▶ PROMPT: Copy out the listing that follows exactly, dropping every picture.

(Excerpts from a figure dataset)
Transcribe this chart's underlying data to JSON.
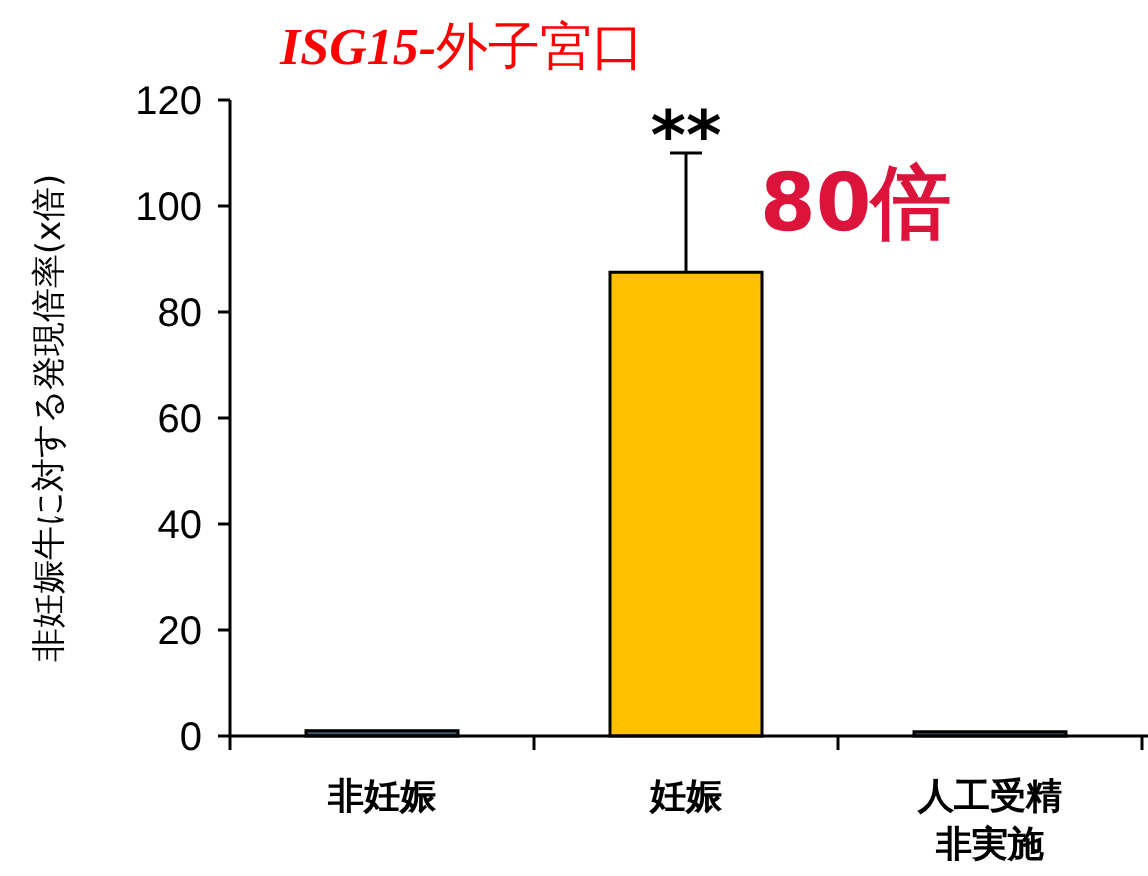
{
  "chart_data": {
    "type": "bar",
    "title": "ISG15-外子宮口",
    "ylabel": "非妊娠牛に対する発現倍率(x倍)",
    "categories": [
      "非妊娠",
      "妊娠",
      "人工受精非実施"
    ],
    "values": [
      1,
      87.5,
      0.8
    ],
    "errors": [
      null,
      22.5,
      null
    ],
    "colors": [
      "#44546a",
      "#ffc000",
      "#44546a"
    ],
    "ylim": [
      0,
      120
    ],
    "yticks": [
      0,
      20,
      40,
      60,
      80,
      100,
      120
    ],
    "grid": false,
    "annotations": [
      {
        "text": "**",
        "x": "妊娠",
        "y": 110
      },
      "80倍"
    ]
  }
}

▶ SOLUTION FOR THIS PROBLEM:
Transcribe this chart's underlying data to JSON.
{
  "chart_data": {
    "type": "bar",
    "title": "ISG15-外子宮口",
    "ylabel": "非妊娠牛に対する発現倍率(x倍)",
    "categories": [
      "非妊娠",
      "妊娠",
      "人工受精非実施"
    ],
    "values": [
      1,
      87.5,
      0.8
    ],
    "errors": [
      null,
      22.5,
      null
    ],
    "colors": [
      "#44546a",
      "#ffc000",
      "#44546a"
    ],
    "ylim": [
      0,
      120
    ],
    "yticks": [
      0,
      20,
      40,
      60,
      80,
      100,
      120
    ],
    "grid": false,
    "annotations": [
      {
        "text": "**",
        "x": "妊娠",
        "y": 110
      },
      "80倍"
    ]
  }
}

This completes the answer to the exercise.